> **WHAT NEEDS TO BE DONE**
Write out the records that appear below, verbatim and complete, but without pictures.
-.-.-
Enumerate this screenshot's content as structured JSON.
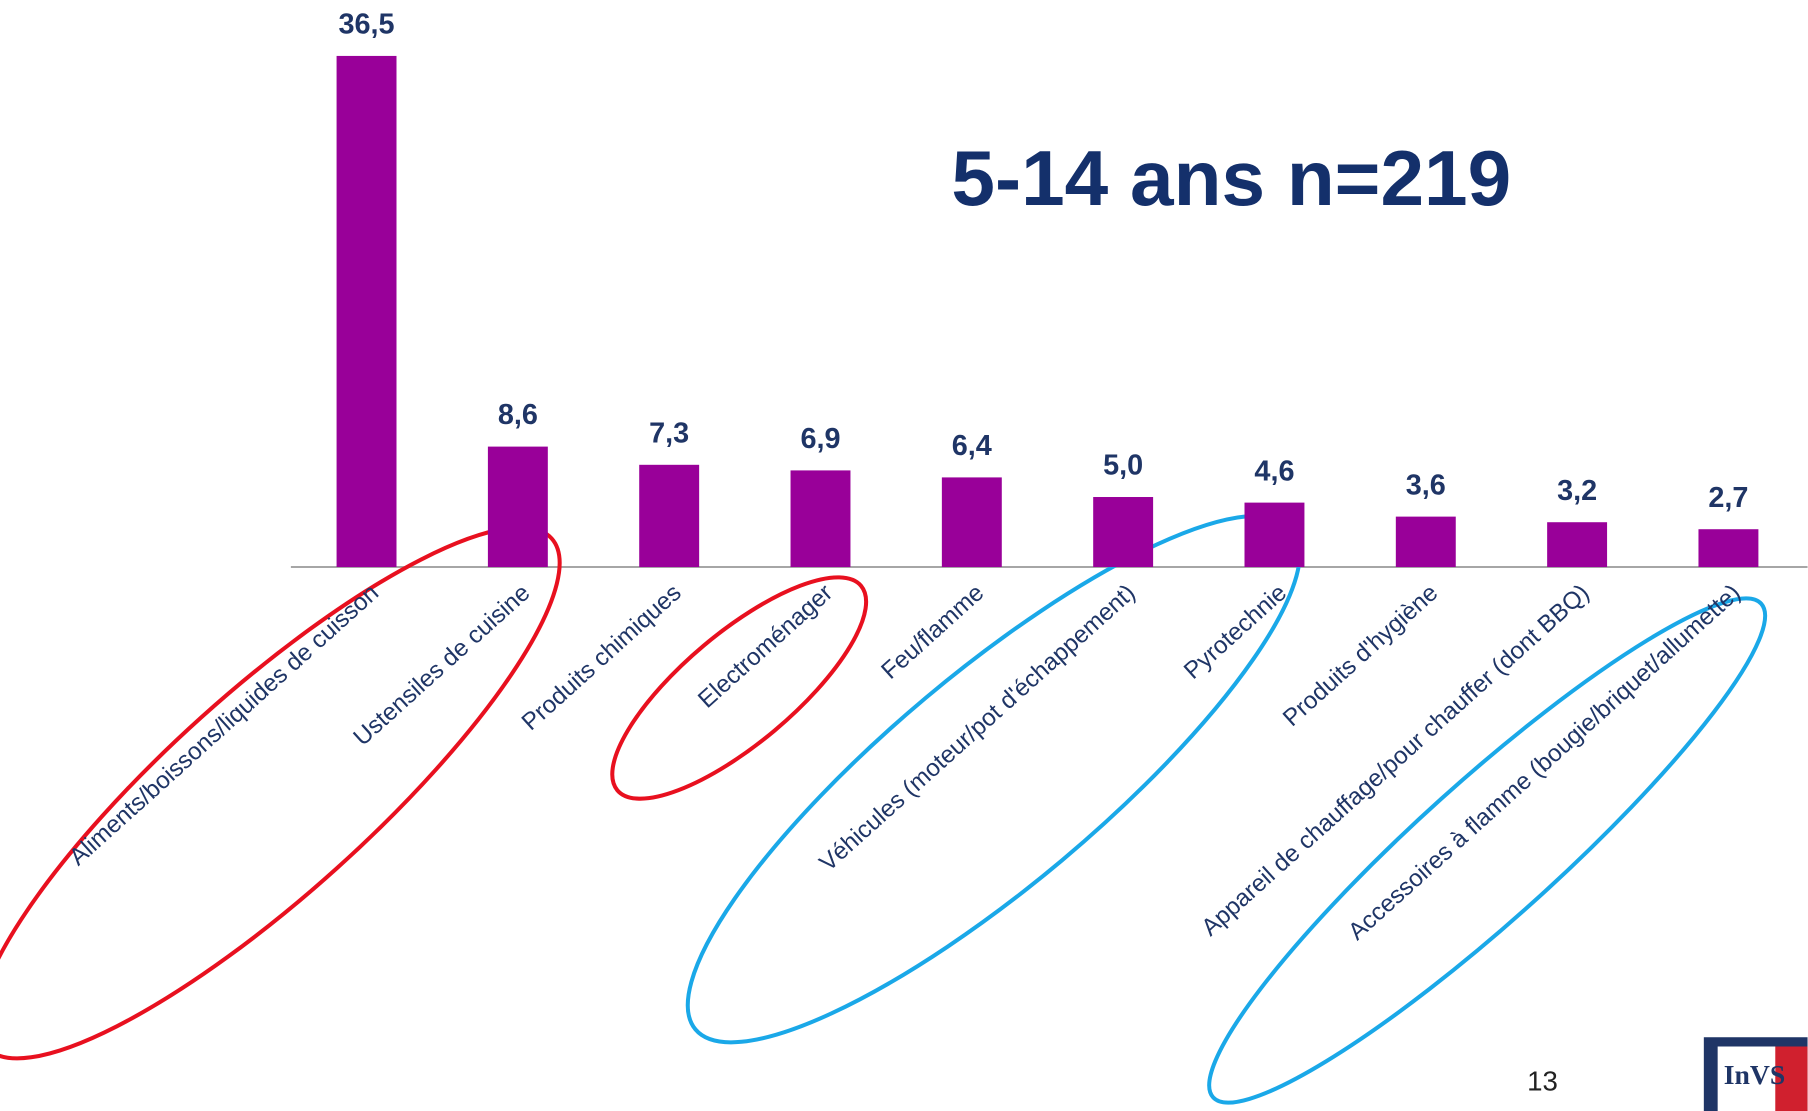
{
  "chart_data": {
    "type": "bar",
    "title": "5-14 ans n=219",
    "categories": [
      "Aliments/boissons/liquides de cuisson",
      "Ustensiles de cuisine",
      "Produits chimiques",
      "Electroménager",
      "Feu/flamme",
      "Véhicules (moteur/pot d'échappement)",
      "Pyrotechnie",
      "Produits d'hygiène",
      "Appareil de chauffage/pour chauffer (dont BBQ)",
      "Accessoires à flamme (bougie/briquet/allumette)"
    ],
    "values": [
      36.5,
      8.6,
      7.3,
      6.9,
      6.4,
      5.0,
      4.6,
      3.6,
      3.2,
      2.7
    ],
    "value_labels": [
      "36,5",
      "8,6",
      "7,3",
      "6,9",
      "6,4",
      "5,0",
      "4,6",
      "3,6",
      "3,2",
      "2,7"
    ],
    "color": "#990099",
    "ylim": [
      0,
      40
    ]
  },
  "page_number": "13",
  "logo": "InVS"
}
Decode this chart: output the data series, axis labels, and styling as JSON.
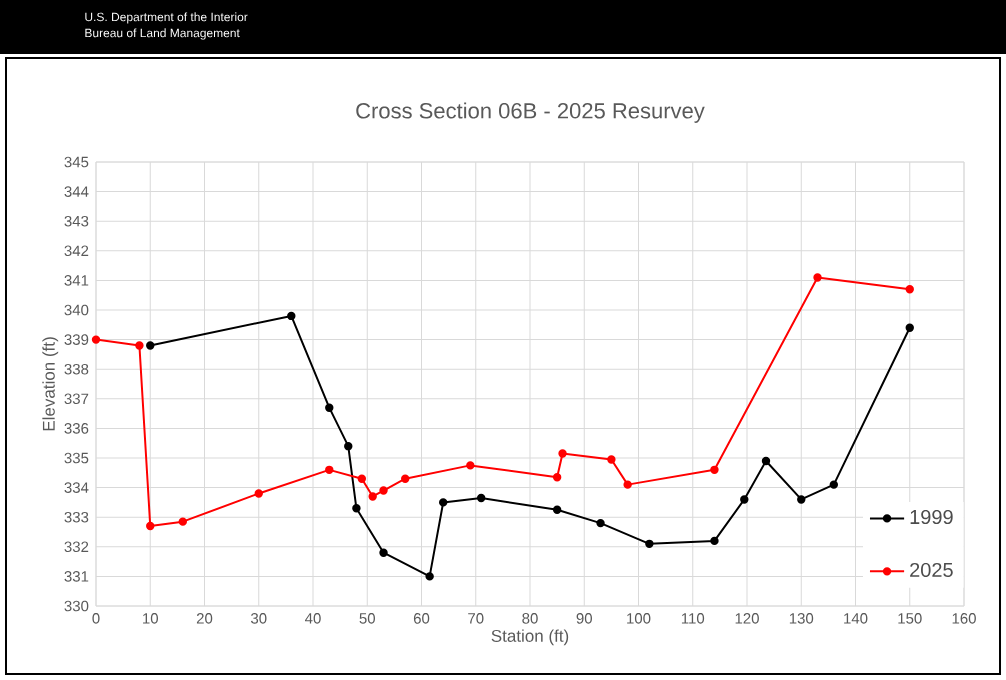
{
  "chart_data": {
    "type": "line",
    "title": "Cross Section 06B - 2025 Resurvey",
    "xlabel": "Station (ft)",
    "ylabel": "Elevation (ft)",
    "annotations": [
      "U.S. Department of the Interior",
      "Bureau of Land Management"
    ],
    "xlim": [
      0,
      160
    ],
    "xticks": [
      0,
      10,
      20,
      30,
      40,
      50,
      60,
      70,
      80,
      90,
      100,
      110,
      120,
      130,
      140,
      150,
      160
    ],
    "ylim": [
      330,
      345
    ],
    "yticks": [
      330,
      331,
      332,
      333,
      334,
      335,
      336,
      337,
      338,
      339,
      340,
      341,
      342,
      343,
      344,
      345
    ],
    "grid": true,
    "legend": "bottom right",
    "marker": "circle",
    "line_style": "solid",
    "series": [
      {
        "name": "1999",
        "color": "#000000",
        "x": [
          10,
          36,
          43,
          46.5,
          48,
          53,
          61.5,
          64,
          71,
          85,
          93,
          102,
          114,
          119.5,
          123.5,
          130,
          136,
          150
        ],
        "values": [
          338.8,
          339.8,
          336.7,
          335.4,
          333.3,
          331.8,
          331.0,
          333.5,
          333.65,
          333.25,
          332.8,
          332.1,
          332.2,
          333.6,
          334.9,
          333.6,
          334.1,
          339.4
        ]
      },
      {
        "name": "2025",
        "color": "#ff0000",
        "x": [
          0,
          8,
          10,
          16,
          30,
          43,
          49,
          51,
          53,
          57,
          69,
          85,
          86,
          95,
          98,
          114,
          133,
          150
        ],
        "values": [
          339.0,
          338.8,
          332.7,
          332.85,
          333.8,
          334.6,
          334.3,
          333.7,
          333.9,
          334.3,
          334.75,
          334.35,
          335.15,
          334.95,
          334.1,
          334.6,
          341.1,
          340.7
        ]
      }
    ]
  }
}
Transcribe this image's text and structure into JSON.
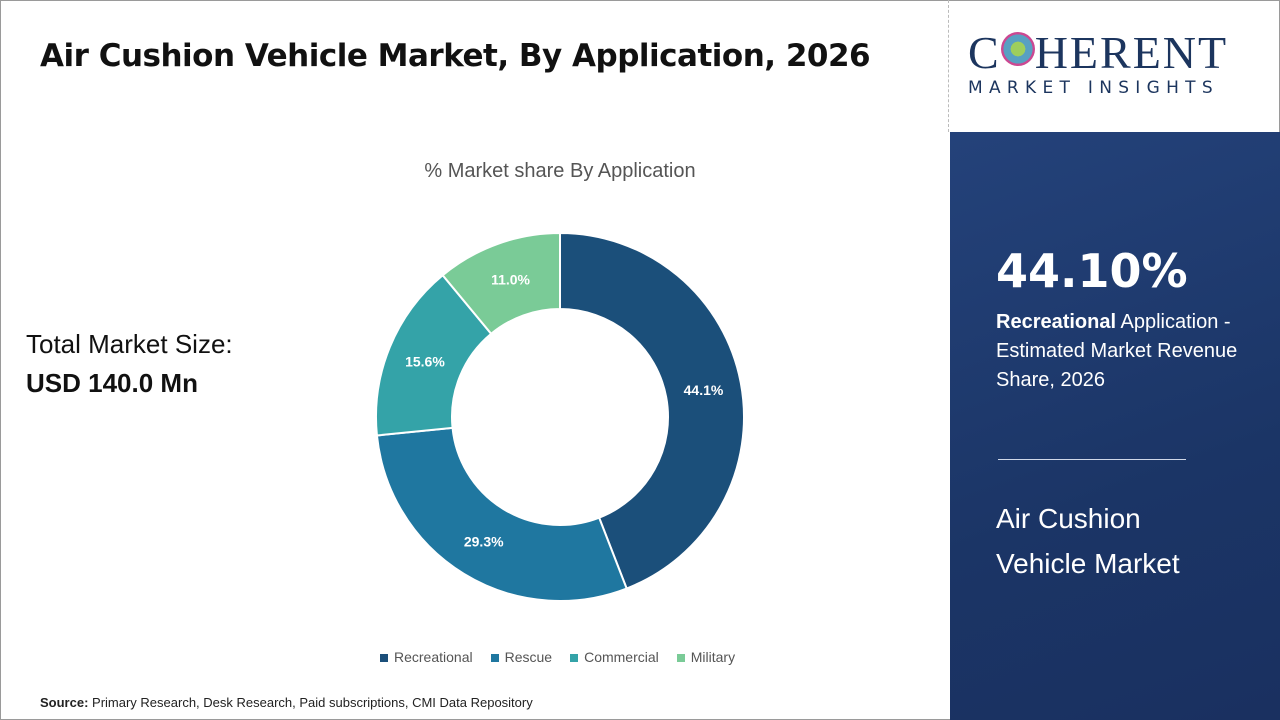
{
  "title": "Air Cushion Vehicle Market, By Application, 2026",
  "total_market": {
    "label": "Total Market Size:",
    "value": "USD 140.0 Mn"
  },
  "logo": {
    "line1": "COHERENT",
    "line2": "MARKET INSIGHTS"
  },
  "highlight": {
    "percent": "44.10%",
    "bold": "Recreational",
    "text": " Application - Estimated Market Revenue Share, 2026",
    "market_name": "Air Cushion Vehicle Market",
    "panel_color": "#1b3566"
  },
  "source": {
    "label": "Source:",
    "text": " Primary Research, Desk Research, Paid subscriptions, CMI Data Repository"
  },
  "chart_data": {
    "type": "pie",
    "subtype": "donut",
    "title": "% Market share By Application",
    "categories": [
      "Recreational",
      "Rescue",
      "Commercial",
      "Military"
    ],
    "values": [
      44.1,
      29.3,
      15.6,
      11.0
    ],
    "labels": [
      "44.1%",
      "29.3%",
      "15.6%",
      "11.0%"
    ],
    "colors": [
      "#1b4f7a",
      "#1f77a0",
      "#34a3a8",
      "#7acb97"
    ],
    "legend": "bottom"
  }
}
-.-.-
> **THE OUTPUT**
Enumerate this screenshot's content as structured JSON.
{
  "chart_data": {
    "type": "bar",
    "title": "5-14 ans n=219",
    "categories": [
      "Aliments/boissons/liquides de cuisson",
      "Ustensiles de cuisine",
      "Produits chimiques",
      "Electroménager",
      "Feu/flamme",
      "Véhicules (moteur/pot d'échappement)",
      "Pyrotechnie",
      "Produits d'hygiène",
      "Appareil de chauffage/pour chauffer (dont BBQ)",
      "Accessoires à flamme (bougie/briquet/allumette)"
    ],
    "values": [
      36.5,
      8.6,
      7.3,
      6.9,
      6.4,
      5.0,
      4.6,
      3.6,
      3.2,
      2.7
    ],
    "value_labels": [
      "36,5",
      "8,6",
      "7,3",
      "6,9",
      "6,4",
      "5,0",
      "4,6",
      "3,6",
      "3,2",
      "2,7"
    ],
    "color": "#990099",
    "ylim": [
      0,
      40
    ]
  },
  "page_number": "13",
  "logo": "InVS"
}
Decode this chart: output the data series, axis labels, and styling as JSON.
{
  "chart_data": {
    "type": "line",
    "title": "Cross Section 06B - 2025 Resurvey",
    "xlabel": "Station (ft)",
    "ylabel": "Elevation (ft)",
    "annotations": [
      "U.S. Department of the Interior",
      "Bureau of Land Management"
    ],
    "xlim": [
      0,
      160
    ],
    "xticks": [
      0,
      10,
      20,
      30,
      40,
      50,
      60,
      70,
      80,
      90,
      100,
      110,
      120,
      130,
      140,
      150,
      160
    ],
    "ylim": [
      330,
      345
    ],
    "yticks": [
      330,
      331,
      332,
      333,
      334,
      335,
      336,
      337,
      338,
      339,
      340,
      341,
      342,
      343,
      344,
      345
    ],
    "grid": true,
    "legend": "bottom right",
    "marker": "circle",
    "line_style": "solid",
    "series": [
      {
        "name": "1999",
        "color": "#000000",
        "x": [
          10,
          36,
          43,
          46.5,
          48,
          53,
          61.5,
          64,
          71,
          85,
          93,
          102,
          114,
          119.5,
          123.5,
          130,
          136,
          150
        ],
        "values": [
          338.8,
          339.8,
          336.7,
          335.4,
          333.3,
          331.8,
          331.0,
          333.5,
          333.65,
          333.25,
          332.8,
          332.1,
          332.2,
          333.6,
          334.9,
          333.6,
          334.1,
          339.4
        ]
      },
      {
        "name": "2025",
        "color": "#ff0000",
        "x": [
          0,
          8,
          10,
          16,
          30,
          43,
          49,
          51,
          53,
          57,
          69,
          85,
          86,
          95,
          98,
          114,
          133,
          150
        ],
        "values": [
          339.0,
          338.8,
          332.7,
          332.85,
          333.8,
          334.6,
          334.3,
          333.7,
          333.9,
          334.3,
          334.75,
          334.35,
          335.15,
          334.95,
          334.1,
          334.6,
          341.1,
          340.7
        ]
      }
    ]
  }
}
Transcribe this image's text and structure into JSON.
{
  "title": "Air Cushion Vehicle Market, By Application, 2026",
  "total_market": {
    "label": "Total Market Size:",
    "value": "USD 140.0 Mn"
  },
  "logo": {
    "line1": "COHERENT",
    "line2": "MARKET INSIGHTS"
  },
  "highlight": {
    "percent": "44.10%",
    "bold": "Recreational",
    "text": " Application - Estimated Market Revenue Share, 2026",
    "market_name": "Air Cushion Vehicle Market",
    "panel_color": "#1b3566"
  },
  "source": {
    "label": "Source:",
    "text": " Primary Research, Desk Research, Paid subscriptions, CMI Data Repository"
  },
  "chart_data": {
    "type": "pie",
    "subtype": "donut",
    "title": "% Market share By Application",
    "categories": [
      "Recreational",
      "Rescue",
      "Commercial",
      "Military"
    ],
    "values": [
      44.1,
      29.3,
      15.6,
      11.0
    ],
    "labels": [
      "44.1%",
      "29.3%",
      "15.6%",
      "11.0%"
    ],
    "colors": [
      "#1b4f7a",
      "#1f77a0",
      "#34a3a8",
      "#7acb97"
    ],
    "legend": "bottom"
  }
}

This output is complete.